(WORK REQUIRED)
Check each line of the listing below for the string "Zákonné", and copy the ones that have it.
* start THE DATA *
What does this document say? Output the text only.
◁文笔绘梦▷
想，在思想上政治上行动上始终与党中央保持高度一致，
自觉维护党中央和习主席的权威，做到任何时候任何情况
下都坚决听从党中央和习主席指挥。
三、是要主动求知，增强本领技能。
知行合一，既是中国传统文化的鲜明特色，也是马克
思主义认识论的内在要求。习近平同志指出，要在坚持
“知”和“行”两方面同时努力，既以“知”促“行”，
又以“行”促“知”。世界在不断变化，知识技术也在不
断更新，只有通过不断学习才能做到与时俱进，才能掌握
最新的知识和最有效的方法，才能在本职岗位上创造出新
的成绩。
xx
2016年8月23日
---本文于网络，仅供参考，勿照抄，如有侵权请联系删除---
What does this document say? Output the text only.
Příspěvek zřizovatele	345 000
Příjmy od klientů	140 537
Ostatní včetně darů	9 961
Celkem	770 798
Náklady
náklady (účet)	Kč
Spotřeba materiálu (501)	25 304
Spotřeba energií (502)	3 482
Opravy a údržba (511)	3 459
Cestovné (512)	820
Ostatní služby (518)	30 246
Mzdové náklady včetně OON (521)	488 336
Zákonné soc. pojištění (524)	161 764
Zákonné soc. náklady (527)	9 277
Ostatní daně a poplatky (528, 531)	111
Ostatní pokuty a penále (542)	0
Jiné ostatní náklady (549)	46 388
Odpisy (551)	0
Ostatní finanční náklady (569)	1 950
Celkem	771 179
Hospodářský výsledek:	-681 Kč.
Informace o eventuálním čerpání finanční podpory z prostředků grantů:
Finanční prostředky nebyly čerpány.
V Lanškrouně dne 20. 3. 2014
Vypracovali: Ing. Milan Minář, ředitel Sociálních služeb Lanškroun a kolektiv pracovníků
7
* end THE DATA *
(OUTPUT FOR THIS TASK)
Zákonné soc. pojištění (524)	161 764
Zákonné soc. náklady (527)	9 277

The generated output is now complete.